[Exercise brief] Extract each line bearing the word "University".

------ Data for processing

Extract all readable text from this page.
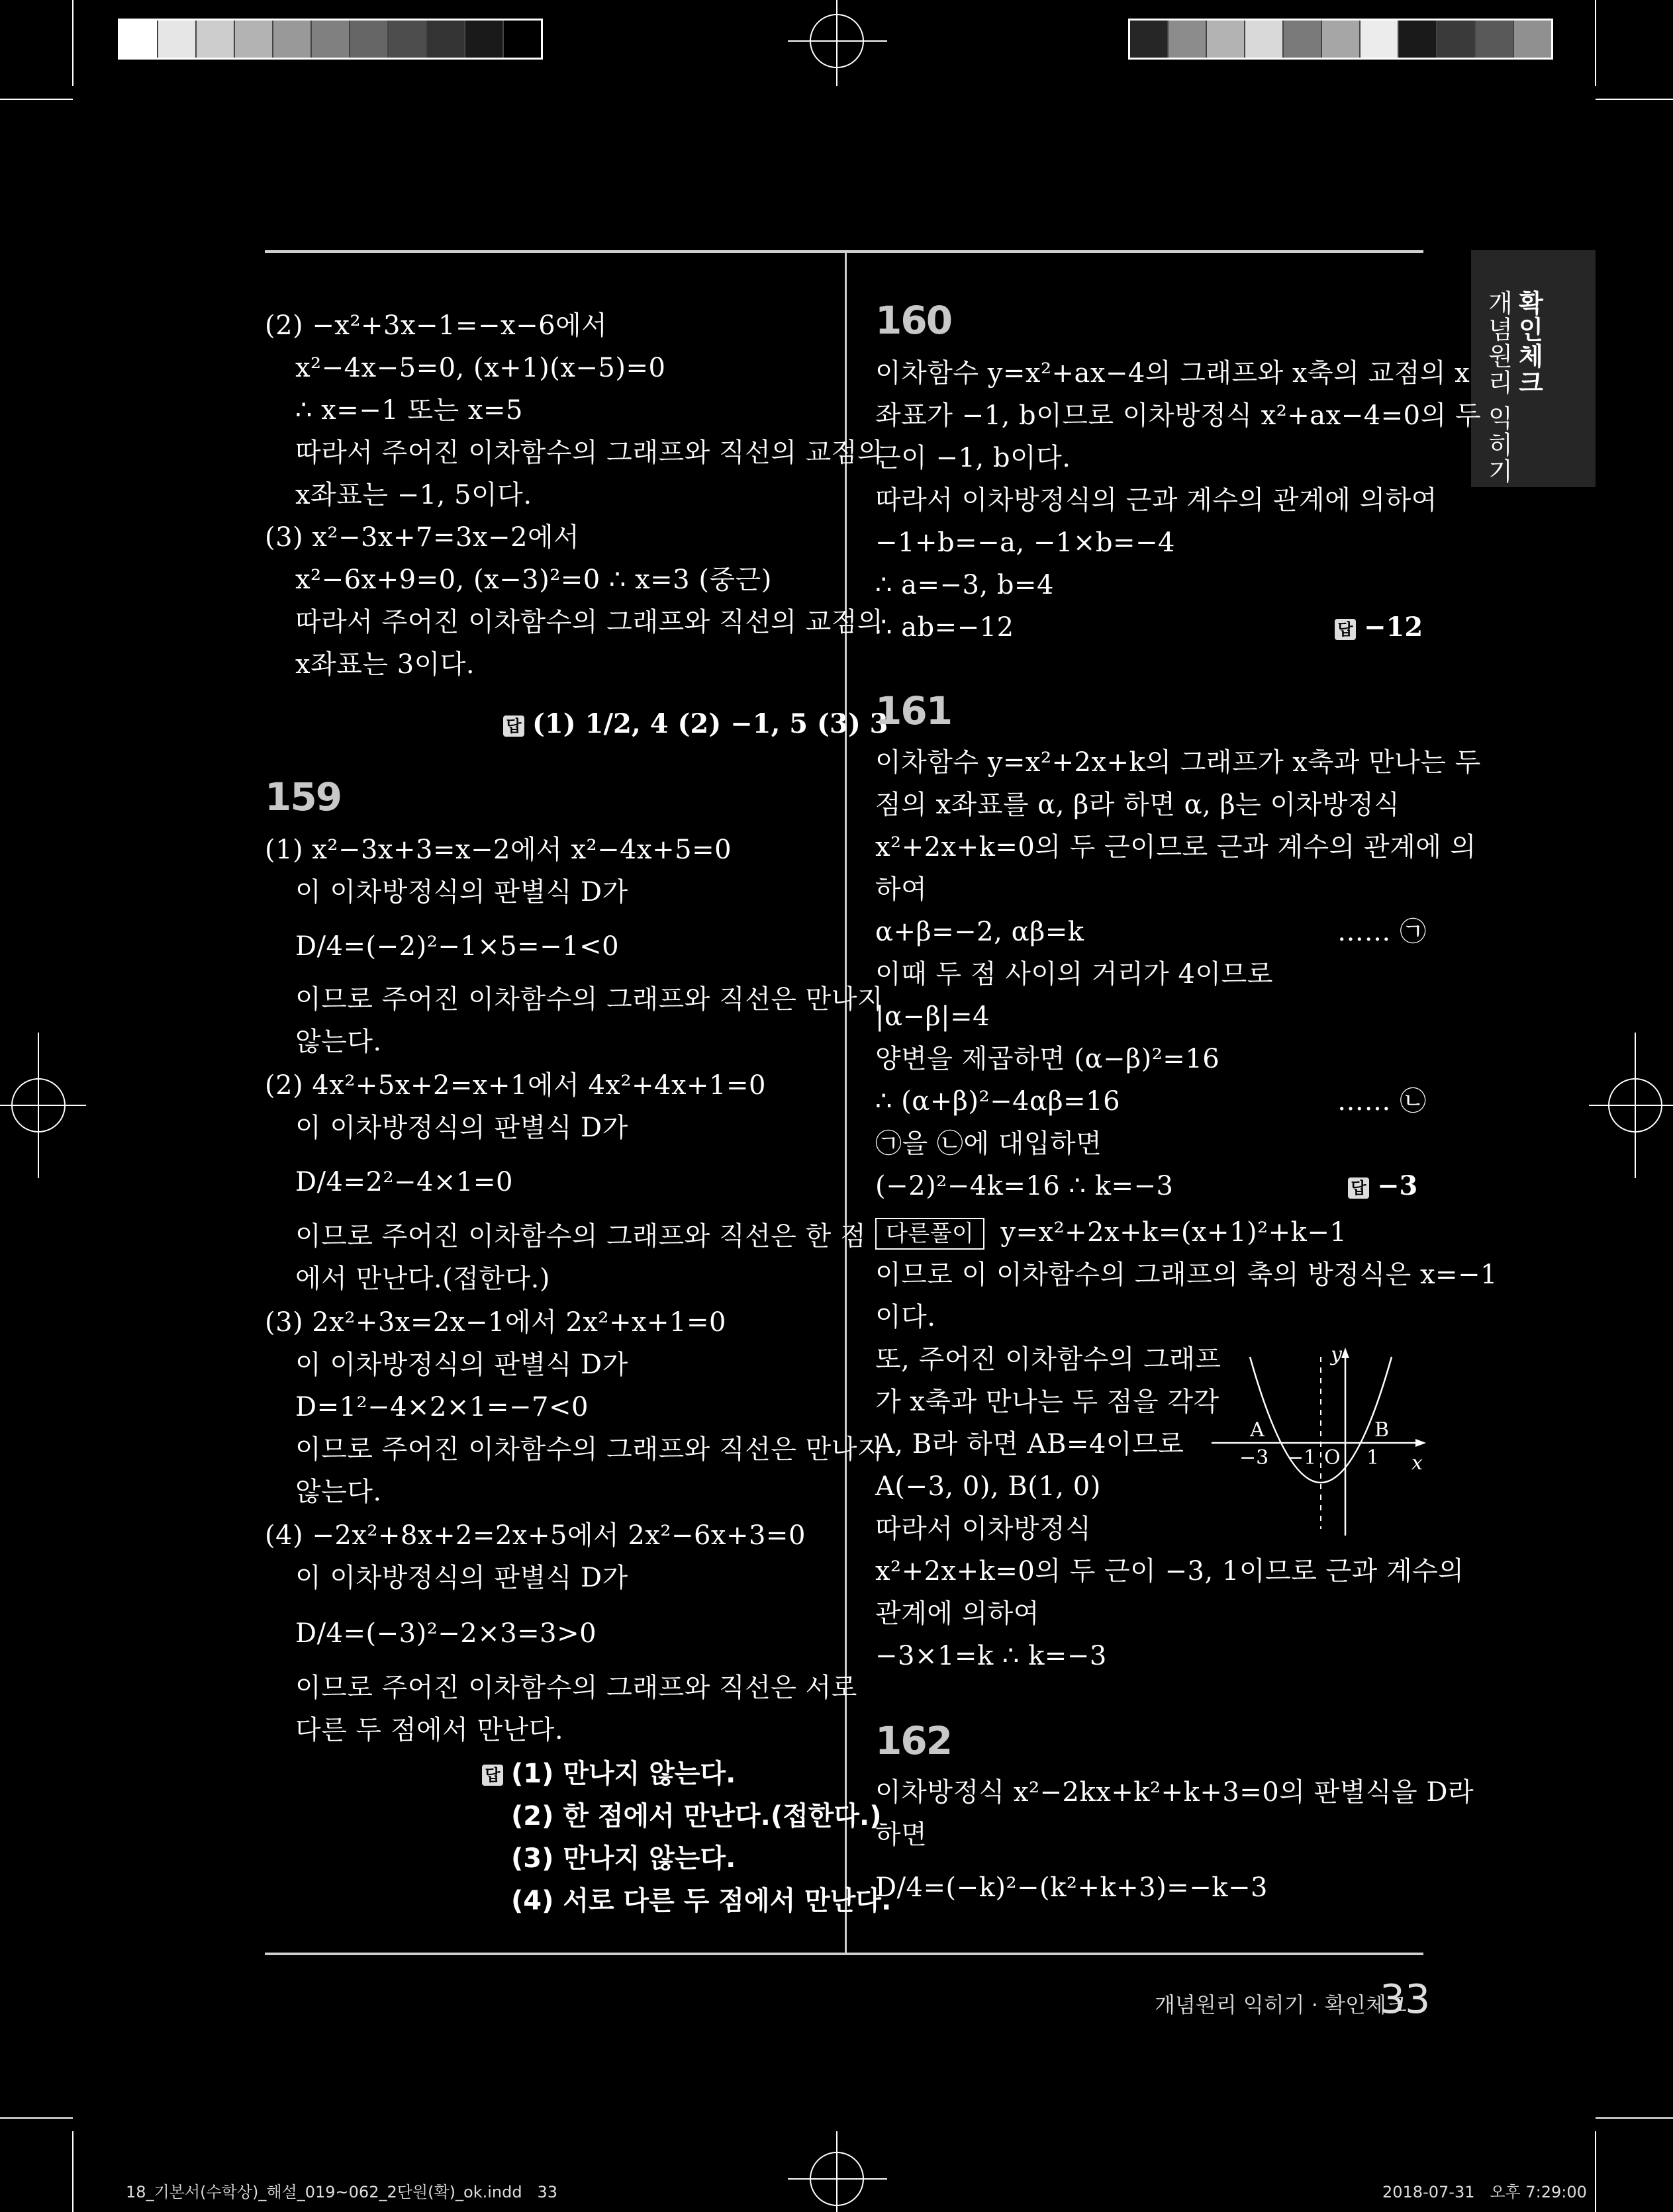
확인체크
개념원리 익히기
(2) −x²+3x−1=−x−6에서
x²−4x−5=0, (x+1)(x−5)=0
∴ x=−1 또는 x=5
따라서 주어진 이차함수의 그래프와 직선의 교점의
x좌표는 −1, 5이다.
(3) x²−3x+7=3x−2에서
x²−6x+9=0, (x−3)²=0 ∴ x=3 (중근)
따라서 주어진 이차함수의 그래프와 직선의 교점의
x좌표는 3이다.
답 (1) 1/2, 4 (2) −1, 5 (3) 3
159
(1) x²−3x+3=x−2에서 x²−4x+5=0
이 이차방정식의 판별식 D가
D/4=(−2)²−1×5=−1<0
이므로 주어진 이차함수의 그래프와 직선은 만나지
않는다.
(2) 4x²+5x+2=x+1에서 4x²+4x+1=0
이 이차방정식의 판별식 D가
D/4=2²−4×1=0
이므로 주어진 이차함수의 그래프와 직선은 한 점
에서 만난다.(접한다.)
(3) 2x²+3x=2x−1에서 2x²+x+1=0
이 이차방정식의 판별식 D가
D=1²−4×2×1=−7<0
이므로 주어진 이차함수의 그래프와 직선은 만나지
않는다.
(4) −2x²+8x+2=2x+5에서 2x²−6x+3=0
이 이차방정식의 판별식 D가
D/4=(−3)²−2×3=3>0
이므로 주어진 이차함수의 그래프와 직선은 서로
다른 두 점에서 만난다.
답 (1) 만나지 않는다.
(2) 한 점에서 만난다.(접한다.)
(3) 만나지 않는다.
(4) 서로 다른 두 점에서 만난다.
160
이차함수 y=x²+ax−4의 그래프와 x축의 교점의 x
좌표가 −1, b이므로 이차방정식 x²+ax−4=0의 두
근이 −1, b이다.
따라서 이차방정식의 근과 계수의 관계에 의하여
−1+b=−a, −1×b=−4
∴ a=−3, b=4
∴ ab=−12	답 −12
161
이차함수 y=x²+2x+k의 그래프가 x축과 만나는 두
점의 x좌표를 α, β라 하면 α, β는 이차방정식
x²+2x+k=0의 두 근이므로 근과 계수의 관계에 의
하여
α+β=−2, αβ=k	…… ㉠
이때 두 점 사이의 거리가 4이므로
|α−β|=4
양변을 제곱하면 (α−β)²=16
∴ (α+β)²−4αβ=16	…… ㉡
㉠을 ㉡에 대입하면
(−2)²−4k=16 ∴ k=−3	답 −3
다른풀이 y=x²+2x+k=(x+1)²+k−1
이므로 이 이차함수의 그래프의 축의 방정식은 x=−1
이다.
또, 주어진 이차함수의 그래프
가 x축과 만나는 두 점을 각각
A, B라 하면 AB=4이므로
A(−3, 0), B(1, 0)
따라서 이차방정식
x²+2x+k=0의 두 근이 −3, 1이므로 근과 계수의
관계에 의하여
−3×1=k ∴ k=−3
y
x
A	B
−3 −1 O 1
162
이차방정식 x²−2kx+k²+k+3=0의 판별식을 D라
하면
D/4=(−k)²−(k²+k+3)=−k−3
개념원리 익히기 · 확인체크
33
18_기본서(수학상)_해설_019~062_2단원(확)_ok.indd   33	2018-07-31   오후 7:29:00
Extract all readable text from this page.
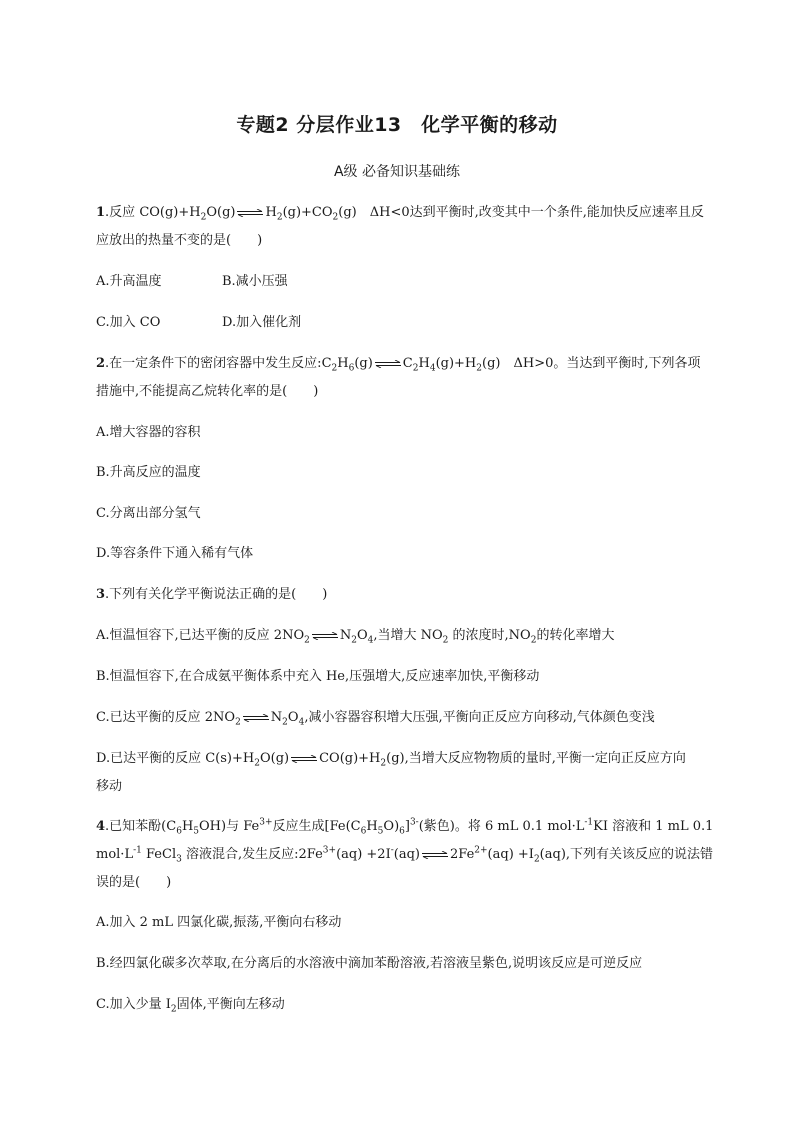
专题2 分层作业13　化学平衡的移动
A级 必备知识基础练
1.反应 $CO(g)+H_2O(g)\rightleftharpoons H_2(g)+CO_2(g)$　 ΔH<0达到平衡时,改变其中一个条件,能加快反应速率且反
应放出的热量不变的是(　　)
A.升高温度	B.减小压强
C.加入 CO	D.加入催化剂
2.在一定条件下的密闭容器中发生反应$:C_2H_6(g)\rightleftharpoons C_2H_4(g)+H_2(g)$　 ΔH>0。当达到平衡时,下列各项
措施中,不能提高乙烷转化率的是(　　)
A.增大容器的容积
B.升高反应的温度
C.分离出部分氢气
D.等容条件下通入稀有气体
3.下列有关化学平衡说法正确的是(　　)
A.恒温恒容下,已达平衡的反应 $2NO_2$ $\rightleftharpoons N_2O_4$,当增大 $NO_2$ 的浓度时$,NO_2$的转化率增大
B.恒温恒容下,在合成氨平衡体系中充入 He,压强增大,反应速率加快,平衡移动
C.已达平衡的反应 $2NO_2$ $\rightleftharpoons N_2O_4$,减小容器容积增大压强,平衡向正反应方向移动,气体颜色变浅
D.已达平衡的反应 $C(s)+H_2O(g)\rightleftharpoons CO(g)+H_2(g)$,当增大反应物物质的量时,平衡一定向正反应方向
移动
4.已知苯酚$(C_6H_5OH)$与 $Fe^{3+}$反应生成$[Fe(C_6H_5O)_6]^{3-}$(紫色)。将 6 mL 0.1 $mol\cdot L^{-1}KI$ 溶液和 1 mL 0.1
$mol\cdot L^{-1}$ FeCl$_3$ 溶液混合,发生反应$:2Fe^{3+}(aq)$ $+2I^-(aq)\rightleftharpoons 2Fe^{2+}(aq) +I_2(aq)$,下列有关该反应的说法错
误的是(　　)
A.加入 2 mL 四氯化碳,振荡,平衡向右移动
B.经四氯化碳多次萃取,在分离后的水溶液中滴加苯酚溶液,若溶液呈紫色,说明该反应是可逆反应
C.加入少量 $I_2$固体,平衡向左移动
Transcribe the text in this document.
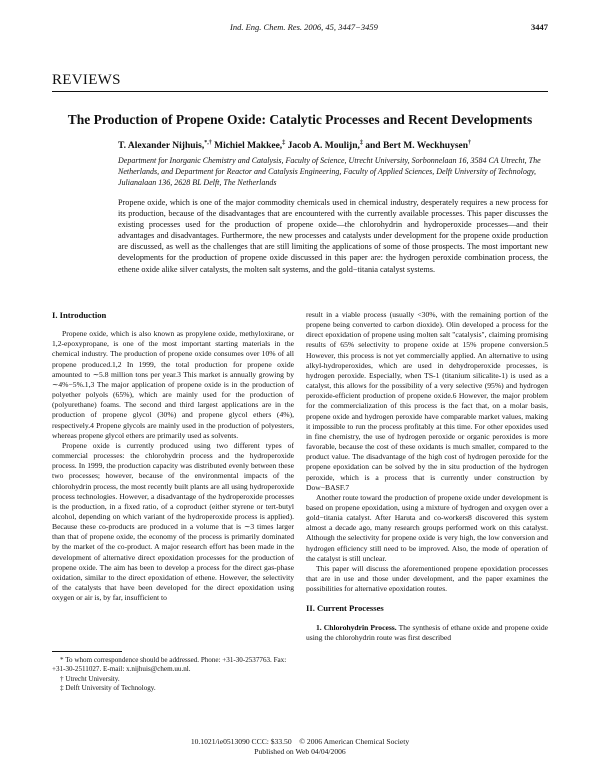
Ind. Eng. Chem. Res. 2006, 45, 3447−3459	3447
REVIEWS
The Production of Propene Oxide: Catalytic Processes and Recent Developments
T. Alexander Nijhuis,*,† Michiel Makkee,‡ Jacob A. Moulijn,‡ and Bert M. Weckhuysen†
Department for Inorganic Chemistry and Catalysis, Faculty of Science, Utrecht University, Sorbonnelaan 16, 3584 CA Utrecht, The Netherlands, and Department for Reactor and Catalysis Engineering, Faculty of Applied Sciences, Delft University of Technology, Julianalaan 136, 2628 BL Delft, The Netherlands
Propene oxide, which is one of the major commodity chemicals used in chemical industry, desperately requires a new process for its production, because of the disadvantages that are encountered with the currently available processes. This paper discusses the existing processes used for the production of propene oxide—the chlorohydrin and hydroperoxide processes—and their advantages and disadvantages. Furthermore, the new processes and catalysts under development for the propene oxide production are discussed, as well as the challenges that are still limiting the applications of some of those prospects. The most important new developments for the production of propene oxide discussed in this paper are: the hydrogen peroxide combination process, the ethene oxide alike silver catalysts, the molten salt systems, and the gold−titania catalyst systems.
I. Introduction

Propene oxide, which is also known as propylene oxide, methyloxirane, or 1,2-epoxypropane, is one of the most important starting materials in the chemical industry. The production of propene oxide consumes over 10% of all propene produced.1,2 In 1999, the total production for propene oxide amounted to ∼5.8 million tons per year.3 This market is annually growing by ∼4%−5%.1,3 The major application of propene oxide is in the production of polyether polyols (65%), which are mainly used for the production of (polyurethane) foams. The second and third largest applications are in the production of propene glycol (30%) and propene glycol ethers (4%), respectively.4 Propene glycols are mainly used in the production of polyesters, whereas propene glycol ethers are primarily used as solvents.

Propene oxide is currently produced using two different types of commercial processes: the chlorohydrin process and the hydroperoxide process. In 1999, the production capacity was distributed evenly between these two processes; however, because of the environmental impacts of the chlorohydrin process, the most recently built plants are all using hydroperoxide process technologies. However, a disadvantage of the hydroperoxide processes is the production, in a fixed ratio, of a coproduct (either styrene or tert-butyl alcohol, depending on which variant of the hydroperoxide process is applied). Because these co-products are produced in a volume that is ∼3 times larger than that of propene oxide, the economy of the process is primarily dominated by the market of the co-product. A major research effort has been made in the development of alternative direct epoxidation processes for the production of propene oxide. The aim has been to develop a process for the direct gas-phase oxidation, similar to the direct epoxidation of ethene. However, the selectivity of the catalysts that have been developed for the direct epoxidation using oxygen or air is, by far, insufficient to

result in a viable process (usually <30%, with the remaining portion of the propene being converted to carbon dioxide). Olin developed a process for the direct epoxidation of propene using molten salt "catalysis", claiming promising results of 65% selectivity to propene oxide at 15% propene conversion.5 However, this process is not yet commercially applied. An alternative to using alkyl-hydroperoxides, which are used in dehydroperoxide processes, is hydrogen peroxide. Especially, when TS-1 (titanium silicalite-1) is used as a catalyst, this allows for the possibility of a very selective (95%) and hydrogen peroxide-efficient production of propene oxide.6 However, the major problem for the commercialization of this process is the fact that, on a molar basis, propene oxide and hydrogen peroxide have comparable market values, making it impossible to run the process profitably at this time. For other epoxides used in fine chemistry, the use of hydrogen peroxide or organic peroxides is more favorable, because the cost of these oxidants is much smaller, compared to the product value. The disadvantage of the high cost of hydrogen peroxide for the propene epoxidation can be solved by the in situ production of the hydrogen peroxide, which is a process that is currently under construction by Dow−BASF.7

Another route toward the production of propene oxide under development is based on propene epoxidation, using a mixture of hydrogen and oxygen over a gold−titania catalyst. After Haruta and co-workers8 discovered this system almost a decade ago, many research groups performed work on this catalyst. Although the selectivity for propene oxide is very high, the low conversion and hydrogen efficiency still need to be improved. Also, the mode of operation of the catalyst is still unclear.

This paper will discuss the aforementioned propene epoxidation processes that are in use and those under development, and the paper examines the possibilities for alternative epoxidation routes.

II. Current Processes

1. Chlorohydrin Process. The synthesis of ethane oxide and propene oxide using the chlorohydrin route was first described

* To whom correspondence should be addressed. Phone: +31-30-2537763. Fax: +31-30-2511027. E-mail: x.nijhuis@chem.uu.nl.
† Utrecht University.
‡ Delft University of Technology.
10.1021/ie0513090 CCC: $33.50    © 2006 American Chemical Society
Published on Web 04/04/2006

------------

[Response for this exercise]
Department for Inorganic Chemistry and Catalysis, Faculty of Science, Utrecht University, Sorbonnelaan 16, 3584 CA Utrecht, The Netherlands, and Department for Reactor and Catalysis Engineering, Faculty of Applied Sciences, Delft University of Technology, Julianalaan 136, 2628 BL Delft, The Netherlands
† Utrecht University.
‡ Delft University of Technology.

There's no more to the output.